GIVEN TASK:
Print every record below exactly as written.

RECORDS FOR THE EXERCISE:
================

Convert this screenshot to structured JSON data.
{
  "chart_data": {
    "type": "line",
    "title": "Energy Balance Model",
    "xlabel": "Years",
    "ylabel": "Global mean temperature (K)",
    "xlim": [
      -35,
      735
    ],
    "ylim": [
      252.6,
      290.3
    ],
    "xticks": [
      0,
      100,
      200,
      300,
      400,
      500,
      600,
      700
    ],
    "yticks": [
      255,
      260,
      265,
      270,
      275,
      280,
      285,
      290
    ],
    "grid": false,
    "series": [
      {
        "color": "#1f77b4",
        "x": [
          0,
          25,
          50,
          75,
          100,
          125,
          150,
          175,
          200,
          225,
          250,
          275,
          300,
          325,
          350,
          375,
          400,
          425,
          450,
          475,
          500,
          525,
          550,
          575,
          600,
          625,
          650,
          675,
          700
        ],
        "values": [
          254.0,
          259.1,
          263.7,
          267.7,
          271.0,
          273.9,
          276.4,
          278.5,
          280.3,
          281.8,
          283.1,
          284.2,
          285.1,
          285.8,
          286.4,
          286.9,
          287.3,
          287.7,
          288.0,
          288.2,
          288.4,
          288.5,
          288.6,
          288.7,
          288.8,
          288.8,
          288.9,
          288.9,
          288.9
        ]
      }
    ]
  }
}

================

EXERCISE RESPONSE:
Convert this screenshot to structured JSON data.
{
  "chart_data": {
    "type": "line",
    "title": "Energy Balance Model",
    "xlabel": "Years",
    "ylabel": "Global mean temperature (K)",
    "xlim": [
      -35,
      735
    ],
    "ylim": [
      252.6,
      290.3
    ],
    "xticks": [
      0,
      100,
      200,
      300,
      400,
      500,
      600,
      700
    ],
    "yticks": [
      255,
      260,
      265,
      270,
      275,
      280,
      285,
      290
    ],
    "grid": false,
    "series": [
      {
        "color": "#1f77b4",
        "x": [
          0,
          25,
          50,
          75,
          100,
          125,
          150,
          175,
          200,
          225,
          250,
          275,
          300,
          325,
          350,
          375,
          400,
          425,
          450,
          475,
          500,
          525,
          550,
          575,
          600,
          625,
          650,
          675,
          700
        ],
        "values": [
          254.0,
          259.1,
          263.7,
          267.7,
          271.0,
          273.9,
          276.4,
          278.5,
          280.3,
          281.8,
          283.1,
          284.2,
          285.1,
          285.8,
          286.4,
          286.9,
          287.3,
          287.7,
          288.0,
          288.2,
          288.4,
          288.5,
          288.6,
          288.7,
          288.8,
          288.8,
          288.9,
          288.9,
          288.9
        ]
      }
    ]
  }
}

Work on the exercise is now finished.